Problem description:
Rewrite the listing below as a numbered list with one entry per line, skipping any blank lines. Leave out the pictures.

[Image region annotations]
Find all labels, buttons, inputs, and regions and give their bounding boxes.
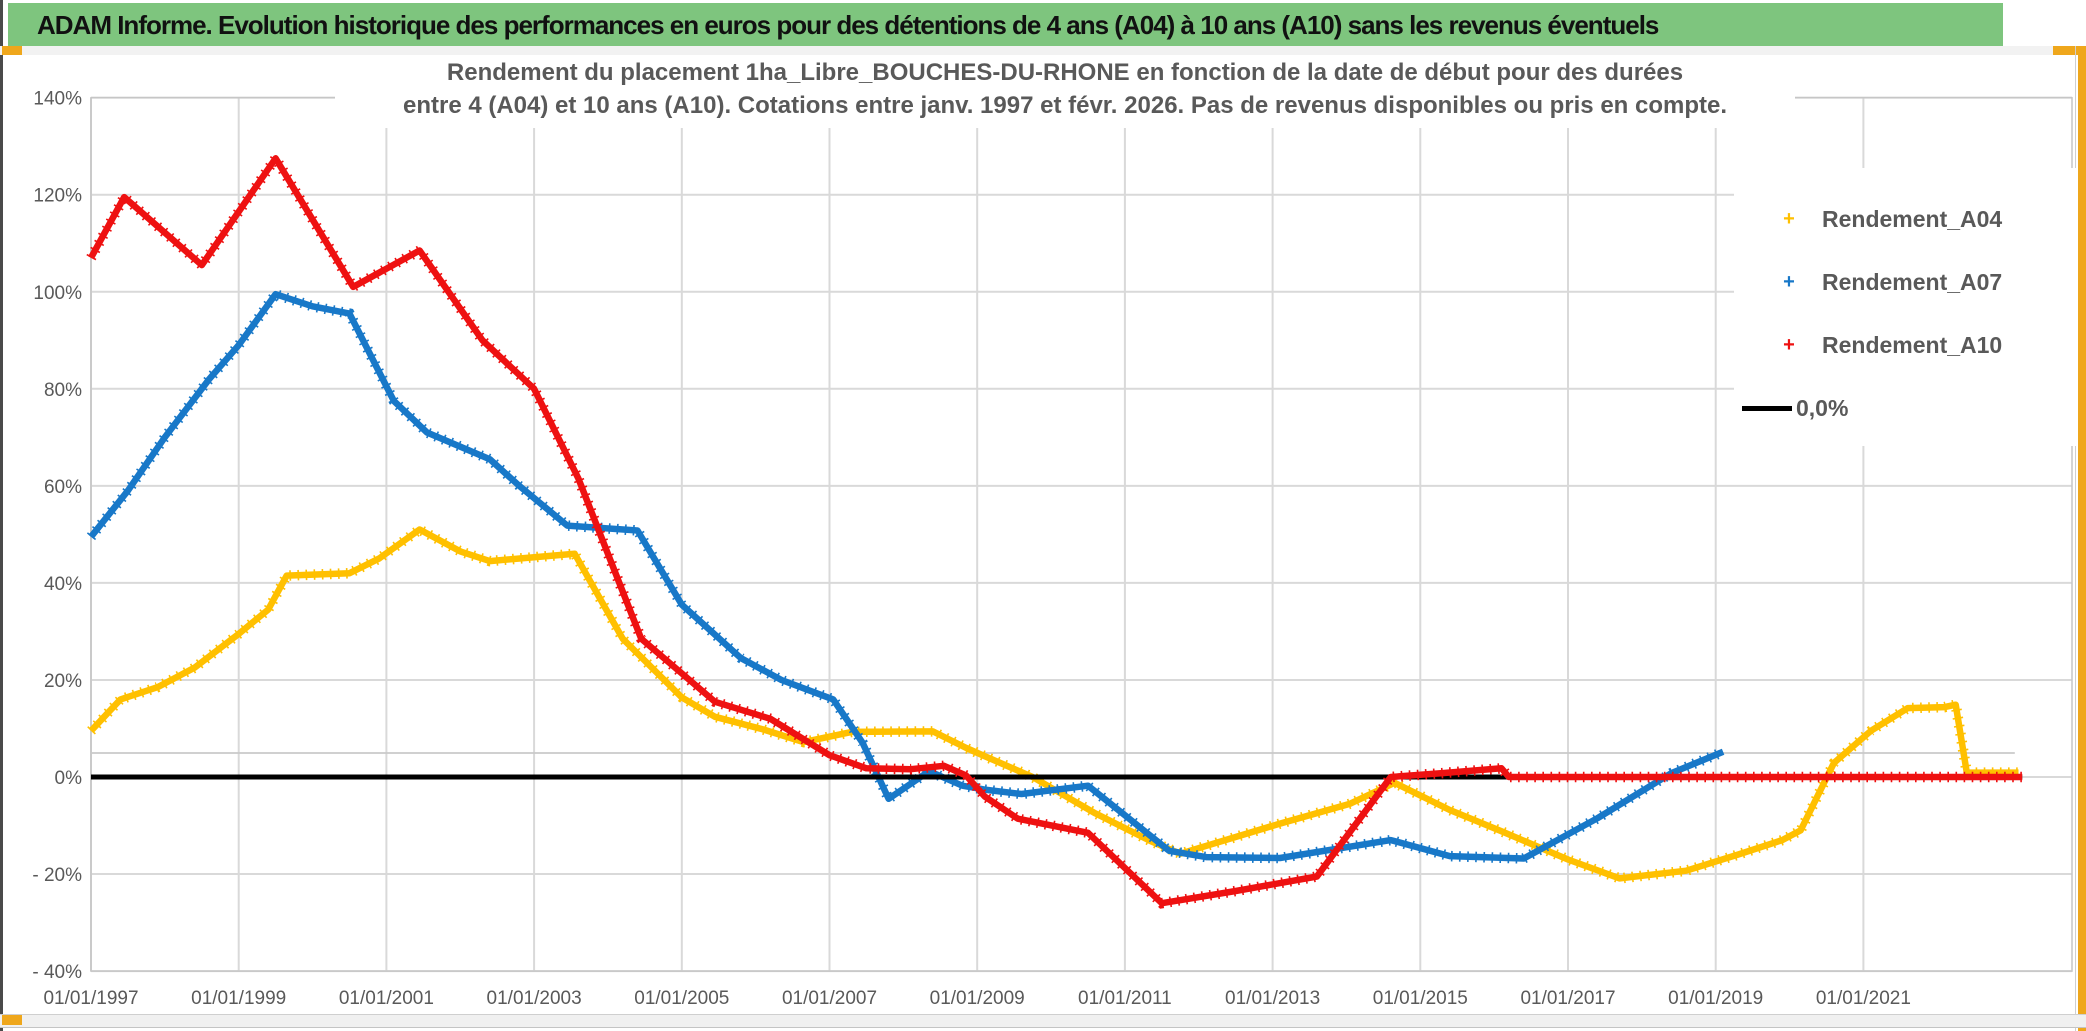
orange-accent-top-left bbox=[2, 46, 22, 55]
x-axis-label: 01/01/2007 bbox=[782, 988, 877, 1009]
legend-label: Rendement_A04 bbox=[1822, 206, 2003, 232]
performance-chart-svg: 140% 120% 100% 80% 60% 40% 20% 0% - 20% - 40% 01/0… bbox=[32, 89, 2073, 1009]
window-left-border bbox=[0, 0, 3, 1031]
legend-label: Rendement_A07 bbox=[1822, 269, 2003, 295]
x-axis-label: 01/01/2009 bbox=[930, 988, 1025, 1009]
window-title: ADAM Informe. Evolution historique des p… bbox=[37, 10, 1659, 40]
x-axis-label: 01/01/2017 bbox=[1520, 988, 1615, 1009]
x-axis-label: 01/01/2019 bbox=[1668, 988, 1763, 1009]
chart-legend[interactable]: + Rendement_A04 + Rendement_A07 + Rendem… bbox=[1734, 168, 2076, 446]
chart-subtitle-line1: Rendement du placement 1ha_Libre_BOUCHES… bbox=[446, 59, 1684, 86]
x-axis-label: 01/01/2003 bbox=[487, 988, 582, 1009]
title-underline-strip bbox=[0, 46, 2086, 55]
x-axis-label: 01/01/2015 bbox=[1373, 988, 1468, 1009]
series-line-rendement-a04 bbox=[88, 526, 2019, 882]
y-axis-label: 20% bbox=[44, 671, 82, 692]
plus-marker-icon: + bbox=[1783, 271, 1795, 293]
y-axis-label: - 20% bbox=[32, 865, 82, 886]
y-axis-label: 120% bbox=[33, 186, 82, 207]
x-axis-label: 01/01/1997 bbox=[43, 988, 138, 1009]
chart-subtitle: Rendement du placement 1ha_Libre_BOUCHES… bbox=[335, 56, 1795, 128]
title-bar: ADAM Informe. Evolution historique des p… bbox=[8, 3, 2003, 46]
x-axis-label: 01/01/2013 bbox=[1225, 988, 1320, 1009]
series-line-rendement-a10 bbox=[88, 155, 2023, 907]
legend-item-rendement-a07[interactable]: + Rendement_A07 bbox=[1734, 251, 2076, 314]
y-axis-label: 40% bbox=[44, 574, 82, 595]
zero-line-swatch-icon bbox=[1742, 406, 1792, 411]
legend-label: Rendement_A10 bbox=[1822, 332, 2003, 358]
window-inner-right-border bbox=[2075, 46, 2076, 1031]
chart-subtitle-line2: entre 4 (A04) et 10 ans (A10). Cotations… bbox=[402, 92, 1728, 119]
bottom-scroll-strip[interactable] bbox=[0, 1014, 2086, 1028]
legend-label: 0,0% bbox=[1796, 395, 1849, 421]
x-axis-label: 01/01/2011 bbox=[1078, 988, 1172, 1009]
y-axis-label: 0% bbox=[55, 768, 83, 789]
x-axis-label: 01/01/2021 bbox=[1816, 988, 1911, 1009]
y-axis-label: 140% bbox=[33, 89, 82, 110]
legend-item-rendement-a10[interactable]: + Rendement_A10 bbox=[1734, 314, 2076, 377]
legend-item-rendement-a04[interactable]: + Rendement_A04 bbox=[1734, 188, 2076, 251]
orange-accent-bottom-left bbox=[2, 1015, 22, 1025]
y-axis-label: 60% bbox=[44, 477, 82, 498]
y-axis-label: 100% bbox=[33, 283, 82, 304]
y-axis-label: 80% bbox=[44, 380, 82, 401]
chart-area[interactable]: 140% 120% 100% 80% 60% 40% 20% 0% - 20% - 40% 01/0… bbox=[0, 46, 2078, 1014]
legend-item-zero-line[interactable]: 0,0% bbox=[1734, 377, 2076, 440]
plus-marker-icon: + bbox=[1783, 208, 1795, 230]
orange-accent-right-bar bbox=[2078, 46, 2086, 1031]
plus-marker-icon: + bbox=[1783, 334, 1795, 356]
x-axis-label: 01/01/2005 bbox=[634, 988, 729, 1009]
orange-accent-top-right bbox=[2053, 46, 2086, 55]
x-axis-label: 01/01/2001 bbox=[339, 988, 434, 1009]
x-axis-label: 01/01/1999 bbox=[191, 988, 286, 1009]
y-axis-label: - 40% bbox=[32, 962, 82, 983]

Exercise result:
1. Find all labels, buttons, inputs, and regions and give their bounding boxes.
2. orange-accent-top-left bbox=[2, 46, 22, 55]
3. x-axis-label: 01/01/2007 bbox=[782, 988, 877, 1009]
4. legend-label: Rendement_A04 bbox=[1822, 206, 2003, 232]
5. performance-chart-svg: 140% 120% 100% 80% 60% 40% 20% 0% - 20% - 40% 01/0… bbox=[32, 89, 2073, 1009]
6. window-left-border bbox=[0, 0, 3, 1031]
7. legend-label: Rendement_A07 bbox=[1822, 269, 2003, 295]
8. x-axis-label: 01/01/2009 bbox=[930, 988, 1025, 1009]
9. window-title: ADAM Informe. Evolution historique des p… bbox=[37, 10, 1659, 40]
10. x-axis-label: 01/01/2017 bbox=[1520, 988, 1615, 1009]
11. x-axis-label: 01/01/2019 bbox=[1668, 988, 1763, 1009]
12. chart-legend[interactable]: + Rendement_A04 + Rendement_A07 + Rendem… bbox=[1734, 168, 2076, 446]
13. chart-subtitle-line1: Rendement du placement 1ha_Libre_BOUCHES… bbox=[446, 59, 1684, 86]
14. x-axis-label: 01/01/2003 bbox=[487, 988, 582, 1009]
15. title-underline-strip bbox=[0, 46, 2086, 55]
16. x-axis-label: 01/01/2015 bbox=[1373, 988, 1468, 1009]
17. series-line-rendement-a04 bbox=[88, 526, 2019, 882]
18. y-axis-label: 20% bbox=[44, 671, 82, 692]
19. plus-marker-icon: + bbox=[1783, 271, 1795, 293]
20. y-axis-label: - 20% bbox=[32, 865, 82, 886]
21. y-axis-label: 120% bbox=[33, 186, 82, 207]
22. x-axis-label: 01/01/1997 bbox=[43, 988, 138, 1009]
23. chart-subtitle: Rendement du placement 1ha_Libre_BOUCHES… bbox=[335, 56, 1795, 128]
24. title-bar: ADAM Informe. Evolution historique des p… bbox=[8, 3, 2003, 46]
25. x-axis-label: 01/01/2013 bbox=[1225, 988, 1320, 1009]
26. series-line-rendement-a10 bbox=[88, 155, 2023, 907]
27. legend-item-rendement-a07[interactable]: + Rendement_A07 bbox=[1734, 251, 2076, 314]
28. y-axis-label: 40% bbox=[44, 574, 82, 595]
29. zero-line-swatch-icon bbox=[1742, 406, 1792, 411]
30. legend-label: Rendement_A10 bbox=[1822, 332, 2003, 358]
31. window-inner-right-border bbox=[2075, 46, 2076, 1031]
32. chart-subtitle-line2: entre 4 (A04) et 10 ans (A10). Cotations… bbox=[402, 92, 1728, 119]
33. bottom-scroll-strip[interactable] bbox=[0, 1014, 2086, 1028]
34. legend-label: 0,0% bbox=[1796, 395, 1849, 421]
35. x-axis-label: 01/01/2011 bbox=[1078, 988, 1172, 1009]
36. y-axis-label: 0% bbox=[55, 768, 83, 789]
37. x-axis-label: 01/01/2021 bbox=[1816, 988, 1911, 1009]
38. y-axis-label: 140% bbox=[33, 89, 82, 110]
39. legend-item-rendement-a10[interactable]: + Rendement_A10 bbox=[1734, 314, 2076, 377]
40. legend-item-rendement-a04[interactable]: + Rendement_A04 bbox=[1734, 188, 2076, 251]
41. orange-accent-bottom-left bbox=[2, 1015, 22, 1025]
42. y-axis-label: 60% bbox=[44, 477, 82, 498]
43. y-axis-label: 100% bbox=[33, 283, 82, 304]
44. y-axis-label: 80% bbox=[44, 380, 82, 401]
45. chart-area[interactable]: 140% 120% 100% 80% 60% 40% 20% 0% - 20% - 40% 01/0… bbox=[0, 46, 2078, 1014]
46. legend-item-zero-line[interactable]: 0,0% bbox=[1734, 377, 2076, 440]
47. plus-marker-icon: + bbox=[1783, 208, 1795, 230]
48. orange-accent-right-bar bbox=[2078, 46, 2086, 1031]
49. plus-marker-icon: + bbox=[1783, 334, 1795, 356]
50. x-axis-label: 01/01/2005 bbox=[634, 988, 729, 1009]
51. orange-accent-top-right bbox=[2053, 46, 2086, 55]
52. x-axis-label: 01/01/2001 bbox=[339, 988, 434, 1009]
53. x-axis-label: 01/01/1999 bbox=[191, 988, 286, 1009]
54. y-axis-label: - 40% bbox=[32, 962, 82, 983]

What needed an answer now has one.